Tally the lines containing "Warszawa" and report the number alone.

Material –
※

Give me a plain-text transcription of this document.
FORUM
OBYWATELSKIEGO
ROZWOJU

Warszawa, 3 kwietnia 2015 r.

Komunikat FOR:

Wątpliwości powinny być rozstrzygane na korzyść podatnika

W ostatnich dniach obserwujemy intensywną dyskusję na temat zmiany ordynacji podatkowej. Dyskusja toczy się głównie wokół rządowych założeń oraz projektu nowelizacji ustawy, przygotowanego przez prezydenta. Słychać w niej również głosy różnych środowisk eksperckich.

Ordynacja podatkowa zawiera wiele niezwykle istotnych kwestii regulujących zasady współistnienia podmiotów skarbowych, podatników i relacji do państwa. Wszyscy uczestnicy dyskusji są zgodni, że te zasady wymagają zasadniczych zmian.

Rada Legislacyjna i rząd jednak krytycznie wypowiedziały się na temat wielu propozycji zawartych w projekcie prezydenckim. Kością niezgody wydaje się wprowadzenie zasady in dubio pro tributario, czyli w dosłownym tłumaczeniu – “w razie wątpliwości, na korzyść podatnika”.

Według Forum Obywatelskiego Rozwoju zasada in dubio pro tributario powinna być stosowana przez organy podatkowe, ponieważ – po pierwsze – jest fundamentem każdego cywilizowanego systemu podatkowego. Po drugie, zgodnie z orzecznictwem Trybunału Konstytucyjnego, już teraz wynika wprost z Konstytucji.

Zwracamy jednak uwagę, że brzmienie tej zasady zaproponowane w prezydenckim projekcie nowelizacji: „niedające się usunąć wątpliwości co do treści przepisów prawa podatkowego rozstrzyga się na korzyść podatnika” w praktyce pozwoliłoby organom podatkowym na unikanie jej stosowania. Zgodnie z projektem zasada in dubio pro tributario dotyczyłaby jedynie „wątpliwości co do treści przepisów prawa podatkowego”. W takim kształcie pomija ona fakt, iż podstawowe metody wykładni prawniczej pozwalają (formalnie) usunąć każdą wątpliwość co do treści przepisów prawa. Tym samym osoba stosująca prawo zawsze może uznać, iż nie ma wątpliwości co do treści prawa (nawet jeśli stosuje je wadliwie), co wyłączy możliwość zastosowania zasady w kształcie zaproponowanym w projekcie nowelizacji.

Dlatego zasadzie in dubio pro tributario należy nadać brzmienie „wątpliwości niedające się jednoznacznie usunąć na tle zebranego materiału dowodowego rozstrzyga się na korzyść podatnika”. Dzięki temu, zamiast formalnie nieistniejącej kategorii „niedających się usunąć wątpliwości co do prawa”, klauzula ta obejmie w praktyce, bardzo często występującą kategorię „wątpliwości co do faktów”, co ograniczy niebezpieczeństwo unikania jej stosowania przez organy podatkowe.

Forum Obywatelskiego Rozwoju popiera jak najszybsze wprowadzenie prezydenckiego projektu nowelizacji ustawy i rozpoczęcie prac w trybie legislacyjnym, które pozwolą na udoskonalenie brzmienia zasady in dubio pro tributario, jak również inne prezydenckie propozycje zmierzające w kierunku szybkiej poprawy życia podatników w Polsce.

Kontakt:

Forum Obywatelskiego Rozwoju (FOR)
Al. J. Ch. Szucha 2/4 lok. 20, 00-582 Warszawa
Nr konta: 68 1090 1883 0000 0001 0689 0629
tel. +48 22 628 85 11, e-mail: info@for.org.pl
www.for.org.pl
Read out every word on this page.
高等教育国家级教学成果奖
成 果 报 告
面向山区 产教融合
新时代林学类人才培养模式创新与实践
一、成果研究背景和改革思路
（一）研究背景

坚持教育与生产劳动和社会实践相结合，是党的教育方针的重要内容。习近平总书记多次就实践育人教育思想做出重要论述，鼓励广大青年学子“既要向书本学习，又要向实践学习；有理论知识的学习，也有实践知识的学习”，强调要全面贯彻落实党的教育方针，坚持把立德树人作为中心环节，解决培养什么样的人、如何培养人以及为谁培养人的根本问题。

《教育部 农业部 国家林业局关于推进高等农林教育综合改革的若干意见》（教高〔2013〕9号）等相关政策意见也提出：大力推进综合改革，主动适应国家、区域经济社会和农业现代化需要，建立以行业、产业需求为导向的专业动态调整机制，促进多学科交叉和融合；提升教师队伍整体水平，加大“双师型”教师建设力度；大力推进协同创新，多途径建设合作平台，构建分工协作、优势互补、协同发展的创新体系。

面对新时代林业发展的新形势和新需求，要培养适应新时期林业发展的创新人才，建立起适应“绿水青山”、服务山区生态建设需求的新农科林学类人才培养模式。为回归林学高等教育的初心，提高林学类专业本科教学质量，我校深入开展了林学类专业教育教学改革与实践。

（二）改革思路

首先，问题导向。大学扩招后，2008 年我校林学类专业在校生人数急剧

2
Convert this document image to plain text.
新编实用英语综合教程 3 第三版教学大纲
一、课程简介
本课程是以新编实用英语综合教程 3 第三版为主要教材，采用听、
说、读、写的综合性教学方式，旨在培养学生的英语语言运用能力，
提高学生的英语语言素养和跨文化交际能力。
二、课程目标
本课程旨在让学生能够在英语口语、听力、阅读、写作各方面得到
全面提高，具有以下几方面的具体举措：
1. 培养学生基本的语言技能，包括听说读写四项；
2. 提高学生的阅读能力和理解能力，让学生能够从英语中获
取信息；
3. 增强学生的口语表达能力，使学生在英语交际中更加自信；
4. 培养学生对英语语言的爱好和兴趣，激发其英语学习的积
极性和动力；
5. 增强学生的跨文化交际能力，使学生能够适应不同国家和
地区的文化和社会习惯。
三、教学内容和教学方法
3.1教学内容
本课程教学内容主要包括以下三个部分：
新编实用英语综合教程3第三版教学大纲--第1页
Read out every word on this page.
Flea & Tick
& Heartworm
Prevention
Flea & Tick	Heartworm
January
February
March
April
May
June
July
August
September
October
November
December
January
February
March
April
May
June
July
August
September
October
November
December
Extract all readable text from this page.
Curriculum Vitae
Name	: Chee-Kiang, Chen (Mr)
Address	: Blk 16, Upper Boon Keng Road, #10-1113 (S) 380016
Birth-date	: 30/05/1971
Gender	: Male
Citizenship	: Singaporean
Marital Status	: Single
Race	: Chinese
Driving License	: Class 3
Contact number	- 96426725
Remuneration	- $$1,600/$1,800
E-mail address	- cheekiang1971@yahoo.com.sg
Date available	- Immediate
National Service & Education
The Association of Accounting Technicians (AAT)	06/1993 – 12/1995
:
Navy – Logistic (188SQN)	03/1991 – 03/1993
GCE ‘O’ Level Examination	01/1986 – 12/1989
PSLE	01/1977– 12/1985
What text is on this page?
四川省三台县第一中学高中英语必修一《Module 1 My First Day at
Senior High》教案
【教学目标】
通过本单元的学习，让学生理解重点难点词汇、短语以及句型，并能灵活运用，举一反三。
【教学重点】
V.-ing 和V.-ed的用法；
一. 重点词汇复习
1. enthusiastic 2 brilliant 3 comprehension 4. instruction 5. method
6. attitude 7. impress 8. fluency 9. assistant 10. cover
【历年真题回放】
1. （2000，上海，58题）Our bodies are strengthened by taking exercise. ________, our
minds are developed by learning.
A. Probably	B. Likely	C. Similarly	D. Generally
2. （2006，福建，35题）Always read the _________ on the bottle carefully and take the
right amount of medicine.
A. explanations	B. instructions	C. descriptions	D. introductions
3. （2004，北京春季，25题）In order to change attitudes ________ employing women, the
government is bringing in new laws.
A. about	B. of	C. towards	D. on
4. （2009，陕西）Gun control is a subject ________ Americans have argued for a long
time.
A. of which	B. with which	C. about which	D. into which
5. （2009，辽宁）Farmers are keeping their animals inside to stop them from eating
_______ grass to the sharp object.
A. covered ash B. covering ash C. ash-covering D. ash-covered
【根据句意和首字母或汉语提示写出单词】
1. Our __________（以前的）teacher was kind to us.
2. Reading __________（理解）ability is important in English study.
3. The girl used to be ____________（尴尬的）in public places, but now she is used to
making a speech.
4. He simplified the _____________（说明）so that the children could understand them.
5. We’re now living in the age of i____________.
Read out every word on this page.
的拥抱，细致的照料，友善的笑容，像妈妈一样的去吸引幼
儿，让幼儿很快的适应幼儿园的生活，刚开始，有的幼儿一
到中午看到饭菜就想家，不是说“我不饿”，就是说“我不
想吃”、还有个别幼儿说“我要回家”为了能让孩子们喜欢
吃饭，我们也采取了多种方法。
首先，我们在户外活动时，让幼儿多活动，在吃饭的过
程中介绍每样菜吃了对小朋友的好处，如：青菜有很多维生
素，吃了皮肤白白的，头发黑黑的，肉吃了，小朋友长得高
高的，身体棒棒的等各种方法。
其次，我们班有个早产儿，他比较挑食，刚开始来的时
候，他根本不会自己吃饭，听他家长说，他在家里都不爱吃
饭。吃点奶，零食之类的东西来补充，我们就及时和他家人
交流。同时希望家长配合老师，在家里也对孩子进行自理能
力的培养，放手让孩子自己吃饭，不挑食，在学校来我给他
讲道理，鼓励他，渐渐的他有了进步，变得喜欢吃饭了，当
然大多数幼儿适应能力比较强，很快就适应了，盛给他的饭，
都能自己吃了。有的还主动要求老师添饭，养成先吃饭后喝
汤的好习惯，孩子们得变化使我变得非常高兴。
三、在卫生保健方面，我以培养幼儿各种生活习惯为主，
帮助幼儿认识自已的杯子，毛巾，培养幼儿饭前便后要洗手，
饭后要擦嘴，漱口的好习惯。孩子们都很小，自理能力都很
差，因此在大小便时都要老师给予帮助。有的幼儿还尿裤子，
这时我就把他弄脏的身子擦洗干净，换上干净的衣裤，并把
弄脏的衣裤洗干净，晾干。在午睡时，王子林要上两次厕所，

※

Solution to the problem – 2